INSTRUCTIONS TO FOLLOW
Scan the entries below for the word "Rules". Copy each line that has it.
---------- DATA TO PROCESS
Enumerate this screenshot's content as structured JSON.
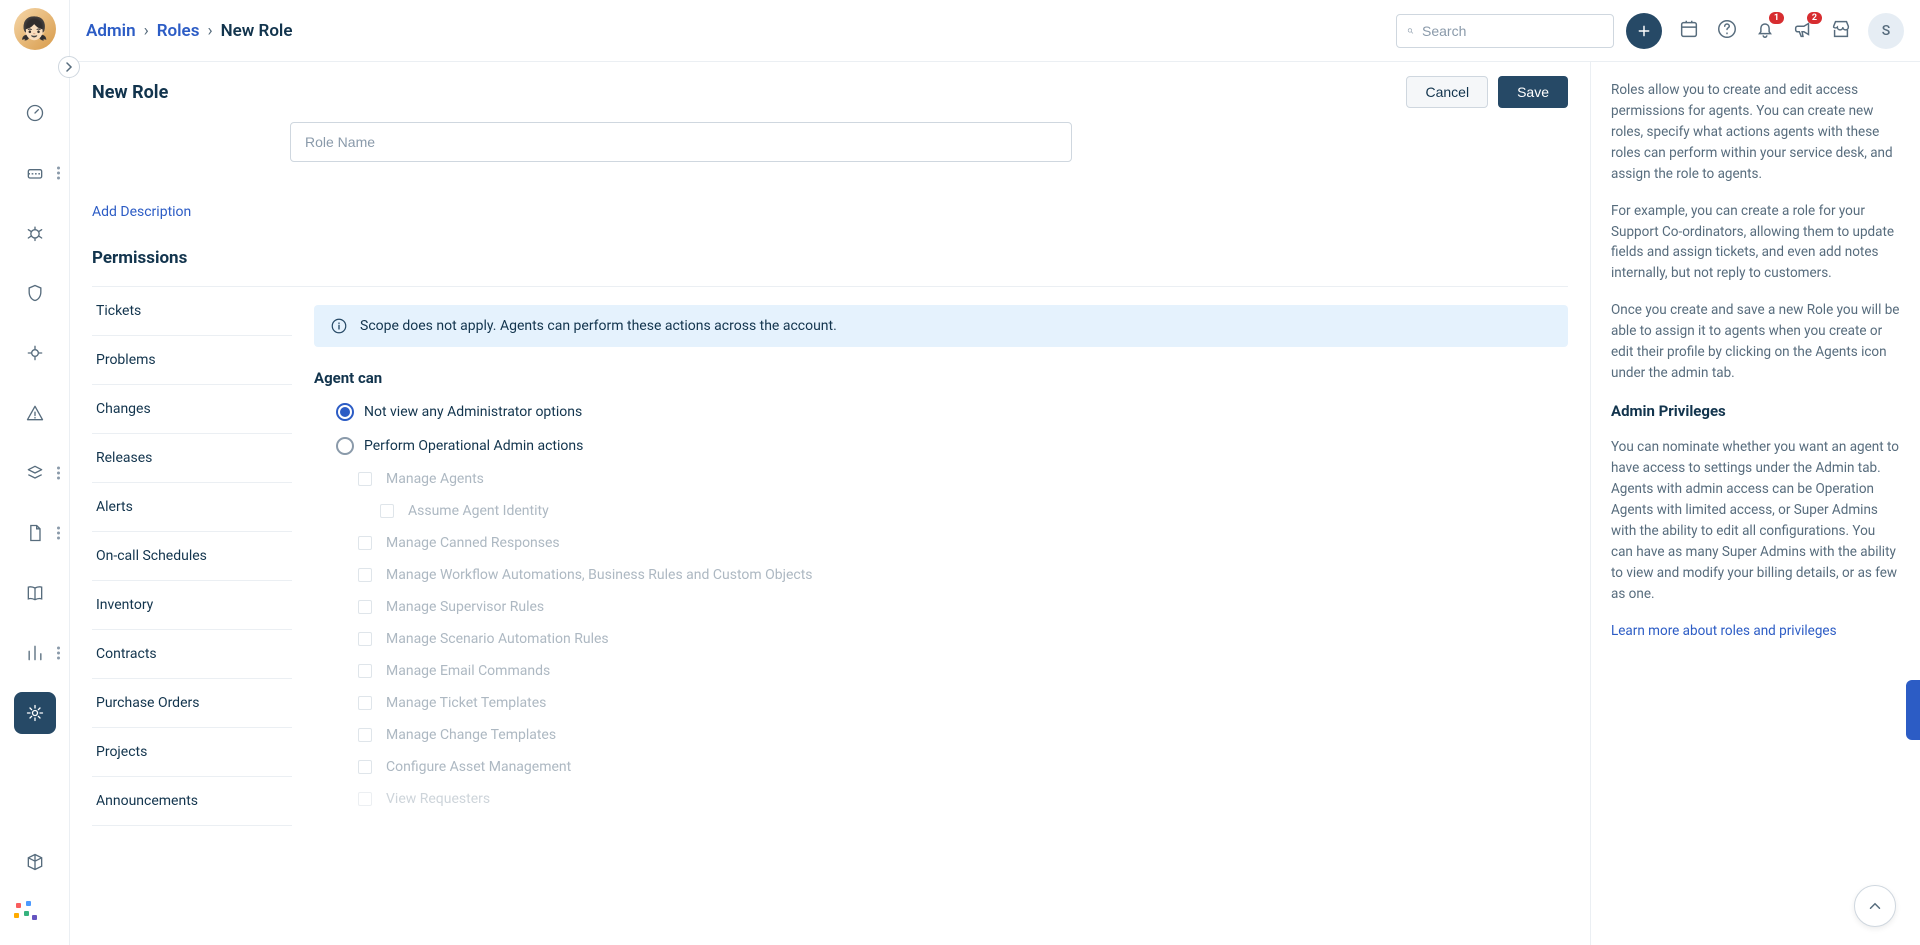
{
  "breadcrumb": {
    "admin": "Admin",
    "roles": "Roles",
    "current": "New Role"
  },
  "topbar": {
    "search_placeholder": "Search",
    "bell_badge": "1",
    "megaphone_badge": "2",
    "avatar_letter": "S"
  },
  "page": {
    "title": "New Role",
    "cancel": "Cancel",
    "save": "Save",
    "role_name_placeholder": "Role Name",
    "add_description": "Add Description"
  },
  "permissions": {
    "heading": "Permissions",
    "tabs": [
      "Tickets",
      "Problems",
      "Changes",
      "Releases",
      "Alerts",
      "On-call Schedules",
      "Inventory",
      "Contracts",
      "Purchase Orders",
      "Projects",
      "Announcements"
    ],
    "scope_msg": "Scope does not apply. Agents can perform these actions across the account.",
    "agent_can": "Agent can",
    "radio_not_view": "Not view any Administrator options",
    "radio_perform": "Perform Operational Admin actions",
    "checks": {
      "manage_agents": "Manage Agents",
      "assume_identity": "Assume Agent Identity",
      "manage_canned": "Manage Canned Responses",
      "manage_workflow": "Manage Workflow Automations, Business Rules and Custom Objects",
      "manage_supervisor": "Manage Supervisor Rules",
      "manage_scenario": "Manage Scenario Automation Rules",
      "manage_email": "Manage Email Commands",
      "manage_ticket_tpl": "Manage Ticket Templates",
      "manage_change_tpl": "Manage Change Templates",
      "configure_asset": "Configure Asset Management",
      "view_requesters": "View Requesters"
    }
  },
  "help": {
    "p1": "Roles allow you to create and edit access permissions for agents. You can create new roles, specify what actions agents with these roles can perform within your service desk, and assign the role to agents.",
    "p2": "For example, you can create a role for your Support Co-ordinators, allowing them to update fields and assign tickets, and even add notes internally, but not reply to customers.",
    "p3": "Once you create and save a new Role you will be able to assign it to agents when you create or edit their profile by clicking on the Agents icon under the admin tab.",
    "h": "Admin Privileges",
    "p4": "You can nominate whether you want an agent to have access to settings under the Admin tab. Agents with admin access can be Operation Agents with limited access, or Super Admins with the ability to edit all configurations. You can have as many Super Admins with the ability to view and modify your billing details, or as few as one.",
    "learn": "Learn more about roles and privileges"
  }
}
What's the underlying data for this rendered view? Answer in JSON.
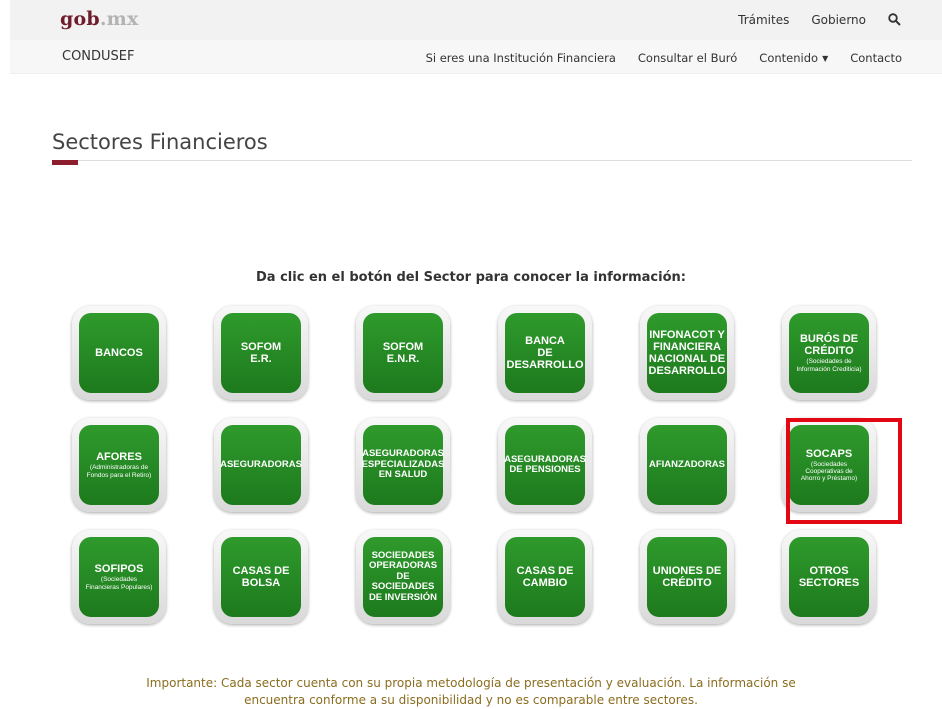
{
  "header": {
    "logo_main": "gob",
    "logo_tld": ".mx",
    "links": [
      "Trámites",
      "Gobierno"
    ]
  },
  "subheader": {
    "brand": "CONDUSEF",
    "nav": [
      "Si eres una Institución Financiera",
      "Consultar el Buró",
      "Contenido",
      "Contacto"
    ]
  },
  "page": {
    "title": "Sectores Financieros",
    "instruction": "Da clic en el botón del Sector para conocer la información:",
    "note_line1": "Importante: Cada sector cuenta con su propia metodología de presentación y evaluación. La información se",
    "note_line2": "encuentra conforme a su disponibilidad y no es comparable entre sectores."
  },
  "colors": {
    "button_green": "#2a8f28",
    "accent": "#8b1d2c",
    "highlight": "#e30613"
  },
  "sectors": [
    {
      "label": "BANCOS",
      "sub": ""
    },
    {
      "label": "SOFOM\nE.R.",
      "sub": ""
    },
    {
      "label": "SOFOM\nE.N.R.",
      "sub": ""
    },
    {
      "label": "BANCA\nDE\nDESARROLLO",
      "sub": ""
    },
    {
      "label": "INFONACOT Y\nFINANCIERA\nNACIONAL DE\nDESARROLLO",
      "sub": ""
    },
    {
      "label": "BURÓS DE\nCRÉDITO",
      "sub": "(Sociedades de\nInformación Crediticia)"
    },
    {
      "label": "AFORES",
      "sub": "(Administradoras de\nFondos para el Retiro)"
    },
    {
      "label": "ASEGURADORAS",
      "sub": ""
    },
    {
      "label": "ASEGURADORAS\nESPECIALIZADAS\nEN SALUD",
      "sub": ""
    },
    {
      "label": "ASEGURADORAS\nDE PENSIONES",
      "sub": ""
    },
    {
      "label": "AFIANZADORAS",
      "sub": ""
    },
    {
      "label": "SOCAPS",
      "sub": "(Sociedades\nCooperativas de\nAhorro y Préstamo)"
    },
    {
      "label": "SOFIPOS",
      "sub": "(Sociedades\nFinancieras Populares)"
    },
    {
      "label": "CASAS DE\nBOLSA",
      "sub": ""
    },
    {
      "label": "SOCIEDADES\nOPERADORAS\nDE\nSOCIEDADES\nDE INVERSIÓN",
      "sub": ""
    },
    {
      "label": "CASAS DE\nCAMBIO",
      "sub": ""
    },
    {
      "label": "UNIONES DE\nCRÉDITO",
      "sub": ""
    },
    {
      "label": "OTROS\nSECTORES",
      "sub": ""
    }
  ]
}
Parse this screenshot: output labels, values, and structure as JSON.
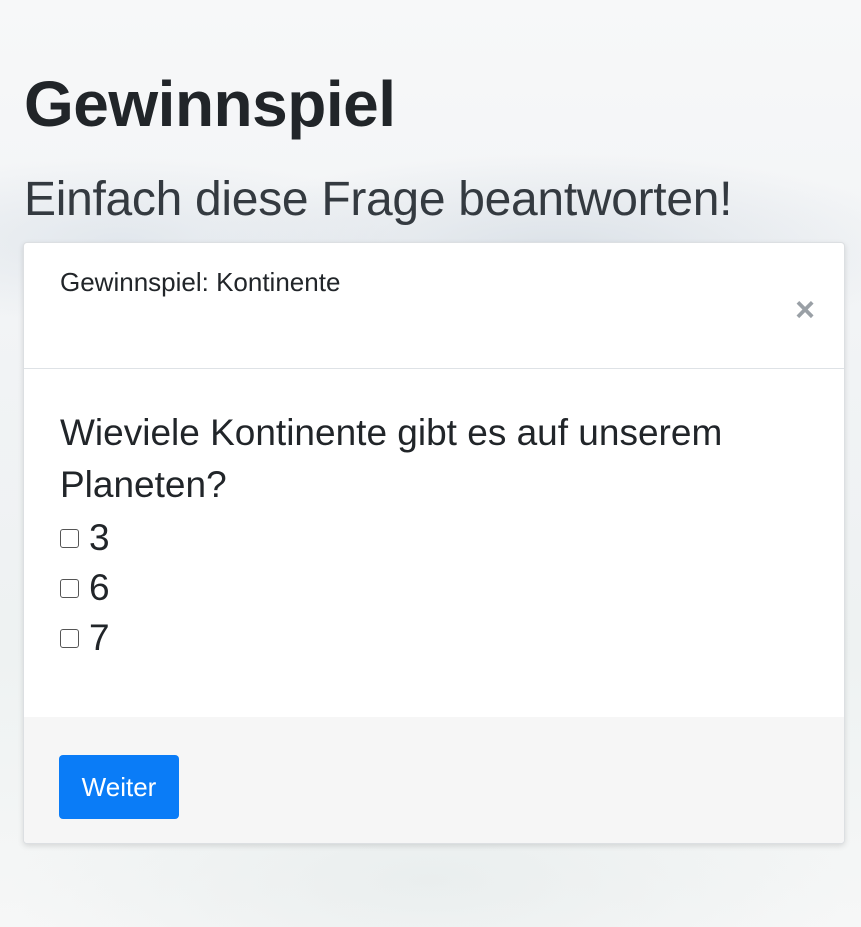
--------------------
EXERCISE SOLUTION
      "manage_workflow": "Manage Workflow Automations, Business Rules and Custom Objects",
      "manage_supervisor": "Manage Supervisor Rules",
      "manage_scenario": "Manage Scenario Automation Rules",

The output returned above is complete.